▶ **AIM**
Restate the entire listing word for word.

▶ **RECORDS SHOWN**
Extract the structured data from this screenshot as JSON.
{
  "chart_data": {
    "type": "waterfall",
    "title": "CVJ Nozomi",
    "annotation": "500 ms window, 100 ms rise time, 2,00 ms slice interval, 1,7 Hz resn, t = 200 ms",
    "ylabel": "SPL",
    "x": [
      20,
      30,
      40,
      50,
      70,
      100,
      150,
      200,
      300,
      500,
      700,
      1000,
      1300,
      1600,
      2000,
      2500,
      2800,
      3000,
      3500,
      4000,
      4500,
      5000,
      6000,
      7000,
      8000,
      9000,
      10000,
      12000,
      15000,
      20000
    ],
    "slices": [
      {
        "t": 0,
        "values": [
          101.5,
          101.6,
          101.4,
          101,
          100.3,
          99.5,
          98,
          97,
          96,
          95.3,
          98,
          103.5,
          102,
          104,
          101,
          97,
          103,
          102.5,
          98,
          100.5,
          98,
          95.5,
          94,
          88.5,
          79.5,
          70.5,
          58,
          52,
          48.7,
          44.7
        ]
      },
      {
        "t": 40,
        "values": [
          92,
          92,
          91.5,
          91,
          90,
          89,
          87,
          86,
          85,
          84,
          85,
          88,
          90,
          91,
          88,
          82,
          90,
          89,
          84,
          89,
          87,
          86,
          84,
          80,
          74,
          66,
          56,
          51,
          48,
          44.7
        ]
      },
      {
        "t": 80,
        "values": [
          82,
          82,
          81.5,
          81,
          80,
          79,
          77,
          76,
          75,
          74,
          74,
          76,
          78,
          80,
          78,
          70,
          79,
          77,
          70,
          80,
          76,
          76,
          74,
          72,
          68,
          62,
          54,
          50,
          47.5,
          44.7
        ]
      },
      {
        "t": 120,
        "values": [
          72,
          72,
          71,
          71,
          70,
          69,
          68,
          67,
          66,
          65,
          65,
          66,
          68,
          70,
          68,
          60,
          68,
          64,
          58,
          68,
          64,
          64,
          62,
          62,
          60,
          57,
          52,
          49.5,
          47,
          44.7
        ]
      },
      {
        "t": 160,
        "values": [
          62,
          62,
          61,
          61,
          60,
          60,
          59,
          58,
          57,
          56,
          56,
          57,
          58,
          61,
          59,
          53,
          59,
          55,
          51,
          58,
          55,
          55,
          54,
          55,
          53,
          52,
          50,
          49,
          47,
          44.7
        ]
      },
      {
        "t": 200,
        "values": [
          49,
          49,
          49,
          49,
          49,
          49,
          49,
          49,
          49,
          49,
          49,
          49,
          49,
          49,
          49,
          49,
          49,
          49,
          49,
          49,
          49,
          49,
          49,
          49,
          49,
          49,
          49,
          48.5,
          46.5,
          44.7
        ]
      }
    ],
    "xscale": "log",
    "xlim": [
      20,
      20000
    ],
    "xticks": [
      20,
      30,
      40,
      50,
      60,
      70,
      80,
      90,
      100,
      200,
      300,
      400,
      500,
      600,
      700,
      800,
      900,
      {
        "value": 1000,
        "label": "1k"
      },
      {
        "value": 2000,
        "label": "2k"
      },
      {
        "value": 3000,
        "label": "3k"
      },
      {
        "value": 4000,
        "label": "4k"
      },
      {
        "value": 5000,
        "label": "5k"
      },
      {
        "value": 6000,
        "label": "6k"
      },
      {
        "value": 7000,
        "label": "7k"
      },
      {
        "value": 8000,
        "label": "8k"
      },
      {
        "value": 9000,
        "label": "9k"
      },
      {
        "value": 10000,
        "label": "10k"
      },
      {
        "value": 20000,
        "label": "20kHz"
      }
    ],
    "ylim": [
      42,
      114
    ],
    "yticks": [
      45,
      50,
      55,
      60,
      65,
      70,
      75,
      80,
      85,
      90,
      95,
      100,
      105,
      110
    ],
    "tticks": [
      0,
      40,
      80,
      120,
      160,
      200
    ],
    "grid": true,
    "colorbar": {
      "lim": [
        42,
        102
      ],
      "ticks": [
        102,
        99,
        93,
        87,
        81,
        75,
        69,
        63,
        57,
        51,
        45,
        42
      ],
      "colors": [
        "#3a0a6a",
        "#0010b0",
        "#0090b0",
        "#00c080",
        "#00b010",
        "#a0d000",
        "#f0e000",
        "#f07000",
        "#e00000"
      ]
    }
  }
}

▶ **SOLUTION**
Extract the structured data from this screenshot as JSON.
{
  "chart_data": {
    "type": "waterfall",
    "title": "CVJ Nozomi",
    "annotation": "500 ms window, 100 ms rise time, 2,00 ms slice interval, 1,7 Hz resn, t = 200 ms",
    "ylabel": "SPL",
    "x": [
      20,
      30,
      40,
      50,
      70,
      100,
      150,
      200,
      300,
      500,
      700,
      1000,
      1300,
      1600,
      2000,
      2500,
      2800,
      3000,
      3500,
      4000,
      4500,
      5000,
      6000,
      7000,
      8000,
      9000,
      10000,
      12000,
      15000,
      20000
    ],
    "slices": [
      {
        "t": 0,
        "values": [
          101.5,
          101.6,
          101.4,
          101,
          100.3,
          99.5,
          98,
          97,
          96,
          95.3,
          98,
          103.5,
          102,
          104,
          101,
          97,
          103,
          102.5,
          98,
          100.5,
          98,
          95.5,
          94,
          88.5,
          79.5,
          70.5,
          58,
          52,
          48.7,
          44.7
        ]
      },
      {
        "t": 40,
        "values": [
          92,
          92,
          91.5,
          91,
          90,
          89,
          87,
          86,
          85,
          84,
          85,
          88,
          90,
          91,
          88,
          82,
          90,
          89,
          84,
          89,
          87,
          86,
          84,
          80,
          74,
          66,
          56,
          51,
          48,
          44.7
        ]
      },
      {
        "t": 80,
        "values": [
          82,
          82,
          81.5,
          81,
          80,
          79,
          77,
          76,
          75,
          74,
          74,
          76,
          78,
          80,
          78,
          70,
          79,
          77,
          70,
          80,
          76,
          76,
          74,
          72,
          68,
          62,
          54,
          50,
          47.5,
          44.7
        ]
      },
      {
        "t": 120,
        "values": [
          72,
          72,
          71,
          71,
          70,
          69,
          68,
          67,
          66,
          65,
          65,
          66,
          68,
          70,
          68,
          60,
          68,
          64,
          58,
          68,
          64,
          64,
          62,
          62,
          60,
          57,
          52,
          49.5,
          47,
          44.7
        ]
      },
      {
        "t": 160,
        "values": [
          62,
          62,
          61,
          61,
          60,
          60,
          59,
          58,
          57,
          56,
          56,
          57,
          58,
          61,
          59,
          53,
          59,
          55,
          51,
          58,
          55,
          55,
          54,
          55,
          53,
          52,
          50,
          49,
          47,
          44.7
        ]
      },
      {
        "t": 200,
        "values": [
          49,
          49,
          49,
          49,
          49,
          49,
          49,
          49,
          49,
          49,
          49,
          49,
          49,
          49,
          49,
          49,
          49,
          49,
          49,
          49,
          49,
          49,
          49,
          49,
          49,
          49,
          49,
          48.5,
          46.5,
          44.7
        ]
      }
    ],
    "xscale": "log",
    "xlim": [
      20,
      20000
    ],
    "xticks": [
      20,
      30,
      40,
      50,
      60,
      70,
      80,
      90,
      100,
      200,
      300,
      400,
      500,
      600,
      700,
      800,
      900,
      {
        "value": 1000,
        "label": "1k"
      },
      {
        "value": 2000,
        "label": "2k"
      },
      {
        "value": 3000,
        "label": "3k"
      },
      {
        "value": 4000,
        "label": "4k"
      },
      {
        "value": 5000,
        "label": "5k"
      },
      {
        "value": 6000,
        "label": "6k"
      },
      {
        "value": 7000,
        "label": "7k"
      },
      {
        "value": 8000,
        "label": "8k"
      },
      {
        "value": 9000,
        "label": "9k"
      },
      {
        "value": 10000,
        "label": "10k"
      },
      {
        "value": 20000,
        "label": "20kHz"
      }
    ],
    "ylim": [
      42,
      114
    ],
    "yticks": [
      45,
      50,
      55,
      60,
      65,
      70,
      75,
      80,
      85,
      90,
      95,
      100,
      105,
      110
    ],
    "tticks": [
      0,
      40,
      80,
      120,
      160,
      200
    ],
    "grid": true,
    "colorbar": {
      "lim": [
        42,
        102
      ],
      "ticks": [
        102,
        99,
        93,
        87,
        81,
        75,
        69,
        63,
        57,
        51,
        45,
        42
      ],
      "colors": [
        "#3a0a6a",
        "#0010b0",
        "#0090b0",
        "#00c080",
        "#00b010",
        "#a0d000",
        "#f0e000",
        "#f07000",
        "#e00000"
      ]
    }
  }
}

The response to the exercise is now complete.